| STORED RECORDS |
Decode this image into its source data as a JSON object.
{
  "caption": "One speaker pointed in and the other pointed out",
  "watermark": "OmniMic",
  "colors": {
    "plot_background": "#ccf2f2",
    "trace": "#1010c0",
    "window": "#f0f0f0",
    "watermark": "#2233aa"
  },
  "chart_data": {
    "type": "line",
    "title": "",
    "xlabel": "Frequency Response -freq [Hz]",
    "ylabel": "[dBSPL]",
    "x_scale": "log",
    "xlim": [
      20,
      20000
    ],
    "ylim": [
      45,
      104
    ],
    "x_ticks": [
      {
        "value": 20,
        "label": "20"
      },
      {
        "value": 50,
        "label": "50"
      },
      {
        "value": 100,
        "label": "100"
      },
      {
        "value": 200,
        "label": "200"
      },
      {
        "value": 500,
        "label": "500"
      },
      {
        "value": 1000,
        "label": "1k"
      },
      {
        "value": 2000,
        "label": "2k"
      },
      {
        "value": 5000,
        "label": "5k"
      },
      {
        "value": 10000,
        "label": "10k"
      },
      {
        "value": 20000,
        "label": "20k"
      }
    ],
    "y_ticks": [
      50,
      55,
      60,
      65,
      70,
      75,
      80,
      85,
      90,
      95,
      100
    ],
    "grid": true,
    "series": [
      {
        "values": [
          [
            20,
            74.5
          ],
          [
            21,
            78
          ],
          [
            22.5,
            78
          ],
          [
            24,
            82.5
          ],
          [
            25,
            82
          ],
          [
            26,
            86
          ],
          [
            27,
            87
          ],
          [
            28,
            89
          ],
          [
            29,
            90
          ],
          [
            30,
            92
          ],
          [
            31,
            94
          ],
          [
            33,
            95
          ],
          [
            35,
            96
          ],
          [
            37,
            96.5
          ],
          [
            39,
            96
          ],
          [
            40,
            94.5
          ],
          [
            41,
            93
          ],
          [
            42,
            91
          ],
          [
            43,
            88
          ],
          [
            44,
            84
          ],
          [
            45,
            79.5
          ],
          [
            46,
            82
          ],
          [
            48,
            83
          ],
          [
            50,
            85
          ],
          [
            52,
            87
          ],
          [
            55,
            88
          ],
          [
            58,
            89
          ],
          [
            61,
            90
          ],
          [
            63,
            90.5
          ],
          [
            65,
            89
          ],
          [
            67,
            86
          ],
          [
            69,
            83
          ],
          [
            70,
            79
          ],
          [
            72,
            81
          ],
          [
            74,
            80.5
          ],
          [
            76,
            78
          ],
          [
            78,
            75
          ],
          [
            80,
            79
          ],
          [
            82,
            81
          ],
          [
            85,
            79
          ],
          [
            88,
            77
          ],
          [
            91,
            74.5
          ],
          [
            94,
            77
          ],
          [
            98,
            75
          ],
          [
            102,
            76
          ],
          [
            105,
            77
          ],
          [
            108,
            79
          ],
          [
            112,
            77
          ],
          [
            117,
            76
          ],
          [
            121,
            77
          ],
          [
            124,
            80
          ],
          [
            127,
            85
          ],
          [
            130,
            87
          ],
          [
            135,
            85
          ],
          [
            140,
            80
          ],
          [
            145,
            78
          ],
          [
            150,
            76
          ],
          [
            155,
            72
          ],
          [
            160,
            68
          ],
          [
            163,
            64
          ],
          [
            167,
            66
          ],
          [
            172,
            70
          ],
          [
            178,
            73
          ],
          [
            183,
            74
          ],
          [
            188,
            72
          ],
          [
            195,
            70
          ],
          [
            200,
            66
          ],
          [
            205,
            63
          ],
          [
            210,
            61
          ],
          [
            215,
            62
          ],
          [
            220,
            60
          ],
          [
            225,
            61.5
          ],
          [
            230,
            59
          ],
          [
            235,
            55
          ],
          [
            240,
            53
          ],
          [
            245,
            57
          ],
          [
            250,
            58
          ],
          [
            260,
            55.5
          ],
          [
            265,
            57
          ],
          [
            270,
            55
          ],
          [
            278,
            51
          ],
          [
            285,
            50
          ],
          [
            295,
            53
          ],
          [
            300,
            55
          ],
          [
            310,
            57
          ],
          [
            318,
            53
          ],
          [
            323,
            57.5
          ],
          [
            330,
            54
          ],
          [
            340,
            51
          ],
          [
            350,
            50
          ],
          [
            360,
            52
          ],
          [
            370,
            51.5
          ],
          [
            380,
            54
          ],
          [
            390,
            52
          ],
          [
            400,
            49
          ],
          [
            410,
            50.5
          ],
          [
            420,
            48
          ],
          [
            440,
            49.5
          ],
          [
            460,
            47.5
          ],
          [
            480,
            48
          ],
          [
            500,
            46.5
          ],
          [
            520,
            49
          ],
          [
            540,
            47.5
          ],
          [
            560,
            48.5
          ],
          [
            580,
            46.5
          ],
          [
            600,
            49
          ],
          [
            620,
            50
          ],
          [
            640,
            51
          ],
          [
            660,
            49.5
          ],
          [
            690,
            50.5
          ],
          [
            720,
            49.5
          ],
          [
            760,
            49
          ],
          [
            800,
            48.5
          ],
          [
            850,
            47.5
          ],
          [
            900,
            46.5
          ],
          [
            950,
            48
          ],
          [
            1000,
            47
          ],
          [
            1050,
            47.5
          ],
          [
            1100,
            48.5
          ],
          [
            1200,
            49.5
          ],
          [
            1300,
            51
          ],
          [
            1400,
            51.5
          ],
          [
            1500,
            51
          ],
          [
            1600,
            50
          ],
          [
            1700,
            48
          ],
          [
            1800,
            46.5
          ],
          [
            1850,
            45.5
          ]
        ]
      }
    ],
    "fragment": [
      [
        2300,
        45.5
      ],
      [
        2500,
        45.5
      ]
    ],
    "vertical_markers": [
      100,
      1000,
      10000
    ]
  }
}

| SHORT PROBLEM |
Identify lines with the string "watermark". Copy each one.

| SOLUTION FOR THIS PROBLEM |
  "watermark": "OmniMic",
    "watermark": "#2233aa"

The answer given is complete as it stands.